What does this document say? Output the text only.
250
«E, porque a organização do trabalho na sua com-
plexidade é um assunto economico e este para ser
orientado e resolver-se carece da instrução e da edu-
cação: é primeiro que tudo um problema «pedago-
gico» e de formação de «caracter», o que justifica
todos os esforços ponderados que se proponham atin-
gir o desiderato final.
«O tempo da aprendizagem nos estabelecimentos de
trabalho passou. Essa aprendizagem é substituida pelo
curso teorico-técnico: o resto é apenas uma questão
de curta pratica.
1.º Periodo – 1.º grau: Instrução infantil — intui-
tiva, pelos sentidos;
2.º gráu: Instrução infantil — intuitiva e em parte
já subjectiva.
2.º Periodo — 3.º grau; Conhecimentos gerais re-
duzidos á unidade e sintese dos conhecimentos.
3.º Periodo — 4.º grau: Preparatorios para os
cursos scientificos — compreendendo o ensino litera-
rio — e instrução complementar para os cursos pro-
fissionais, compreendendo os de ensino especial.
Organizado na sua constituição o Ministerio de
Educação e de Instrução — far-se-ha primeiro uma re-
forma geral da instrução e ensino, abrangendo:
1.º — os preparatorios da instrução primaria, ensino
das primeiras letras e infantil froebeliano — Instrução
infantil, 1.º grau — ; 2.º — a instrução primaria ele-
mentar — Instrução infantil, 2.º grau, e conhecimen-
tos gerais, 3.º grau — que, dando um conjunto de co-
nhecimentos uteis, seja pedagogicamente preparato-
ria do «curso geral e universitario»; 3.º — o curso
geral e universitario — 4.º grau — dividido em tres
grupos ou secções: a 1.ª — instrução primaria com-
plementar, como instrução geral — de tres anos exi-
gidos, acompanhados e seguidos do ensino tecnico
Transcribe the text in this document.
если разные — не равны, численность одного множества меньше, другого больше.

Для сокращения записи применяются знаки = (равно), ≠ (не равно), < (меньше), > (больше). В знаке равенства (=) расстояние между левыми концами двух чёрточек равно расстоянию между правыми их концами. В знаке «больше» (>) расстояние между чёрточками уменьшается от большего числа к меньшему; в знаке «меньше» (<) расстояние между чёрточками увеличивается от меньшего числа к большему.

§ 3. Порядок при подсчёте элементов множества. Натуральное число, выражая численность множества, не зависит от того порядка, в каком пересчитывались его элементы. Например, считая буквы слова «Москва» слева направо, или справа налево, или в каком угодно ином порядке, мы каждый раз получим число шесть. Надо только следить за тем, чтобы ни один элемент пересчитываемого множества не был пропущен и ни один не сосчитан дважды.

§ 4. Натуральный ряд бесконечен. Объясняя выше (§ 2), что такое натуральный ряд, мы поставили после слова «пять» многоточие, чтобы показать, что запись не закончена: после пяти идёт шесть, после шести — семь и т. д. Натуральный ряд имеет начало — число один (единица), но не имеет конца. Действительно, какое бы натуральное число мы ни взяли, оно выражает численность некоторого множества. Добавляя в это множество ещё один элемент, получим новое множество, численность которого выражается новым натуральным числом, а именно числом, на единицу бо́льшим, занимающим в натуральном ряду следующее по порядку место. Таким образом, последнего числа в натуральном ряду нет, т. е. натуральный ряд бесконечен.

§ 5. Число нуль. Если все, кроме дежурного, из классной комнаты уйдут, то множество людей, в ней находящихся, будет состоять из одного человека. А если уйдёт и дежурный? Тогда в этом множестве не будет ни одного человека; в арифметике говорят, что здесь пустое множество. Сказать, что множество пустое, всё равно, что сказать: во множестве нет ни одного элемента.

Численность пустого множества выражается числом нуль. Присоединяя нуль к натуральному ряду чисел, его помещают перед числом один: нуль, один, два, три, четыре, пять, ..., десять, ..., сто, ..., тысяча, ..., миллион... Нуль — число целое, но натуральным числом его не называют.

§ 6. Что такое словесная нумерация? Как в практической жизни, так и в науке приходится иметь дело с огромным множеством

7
= = = = = = =
** Exercise requirements **
Reproduce all the records precisely.

** Output **
What does this document say? Output the text only.
250
«E, porque a organização do trabalho na sua com-
plexidade é um assunto economico e este para ser
orientado e resolver-se carece da instrução e da edu-
cação: é primeiro que tudo um problema «pedago-
gico» e de formação de «caracter», o que justifica
todos os esforços ponderados que se proponham atin-
gir o desiderato final.
«O tempo da aprendizagem nos estabelecimentos de
trabalho passou. Essa aprendizagem é substituida pelo
curso teorico-técnico: o resto é apenas uma questão
de curta pratica.
1.º Periodo – 1.º grau: Instrução infantil — intui-
tiva, pelos sentidos;
2.º gráu: Instrução infantil — intuitiva e em parte
já subjectiva.
2.º Periodo — 3.º grau; Conhecimentos gerais re-
duzidos á unidade e sintese dos conhecimentos.
3.º Periodo — 4.º grau: Preparatorios para os
cursos scientificos — compreendendo o ensino litera-
rio — e instrução complementar para os cursos pro-
fissionais, compreendendo os de ensino especial.
Organizado na sua constituição o Ministerio de
Educação e de Instrução — far-se-ha primeiro uma re-
forma geral da instrução e ensino, abrangendo:
1.º — os preparatorios da instrução primaria, ensino
das primeiras letras e infantil froebeliano — Instrução
infantil, 1.º grau — ; 2.º — a instrução primaria ele-
mentar — Instrução infantil, 2.º grau, e conhecimen-
tos gerais, 3.º grau — que, dando um conjunto de co-
nhecimentos uteis, seja pedagogicamente preparato-
ria do «curso geral e universitario»; 3.º — o curso
geral e universitario — 4.º grau — dividido em tres
grupos ou secções: a 1.ª — instrução primaria com-
plementar, como instrução geral — de tres anos exi-
gidos, acompanhados e seguidos do ensino tecnico
Transcribe the text in this document.
если разные — не равны, численность одного множества меньше, другого больше.

Для сокращения записи применяются знаки = (равно), ≠ (не равно), < (меньше), > (больше). В знаке равенства (=) расстояние между левыми концами двух чёрточек равно расстоянию между правыми их концами. В знаке «больше» (>) расстояние между чёрточками уменьшается от большего числа к меньшему; в знаке «меньше» (<) расстояние между чёрточками увеличивается от меньшего числа к большему.

§ 3. Порядок при подсчёте элементов множества. Натуральное число, выражая численность множества, не зависит от того порядка, в каком пересчитывались его элементы. Например, считая буквы слова «Москва» слева направо, или справа налево, или в каком угодно ином порядке, мы каждый раз получим число шесть. Надо только следить за тем, чтобы ни один элемент пересчитываемого множества не был пропущен и ни один не сосчитан дважды.

§ 4. Натуральный ряд бесконечен. Объясняя выше (§ 2), что такое натуральный ряд, мы поставили после слова «пять» многоточие, чтобы показать, что запись не закончена: после пяти идёт шесть, после шести — семь и т. д. Натуральный ряд имеет начало — число один (единица), но не имеет конца. Действительно, какое бы натуральное число мы ни взяли, оно выражает численность некоторого множества. Добавляя в это множество ещё один элемент, получим новое множество, численность которого выражается новым натуральным числом, а именно числом, на единицу бо́льшим, занимающим в натуральном ряду следующее по порядку место. Таким образом, последнего числа в натуральном ряду нет, т. е. натуральный ряд бесконечен.

§ 5. Число нуль. Если все, кроме дежурного, из классной комнаты уйдут, то множество людей, в ней находящихся, будет состоять из одного человека. А если уйдёт и дежурный? Тогда в этом множестве не будет ни одного человека; в арифметике говорят, что здесь пустое множество. Сказать, что множество пустое, всё равно, что сказать: во множестве нет ни одного элемента.

Численность пустого множества выражается числом нуль. Присоединяя нуль к натуральному ряду чисел, его помещают перед числом один: нуль, один, два, три, четыре, пять, ..., десять, ..., сто, ..., тысяча, ..., миллион... Нуль — число целое, но натуральным числом его не называют.

§ 6. Что такое словесная нумерация? Как в практической жизни, так и в науке приходится иметь дело с огромным множеством

7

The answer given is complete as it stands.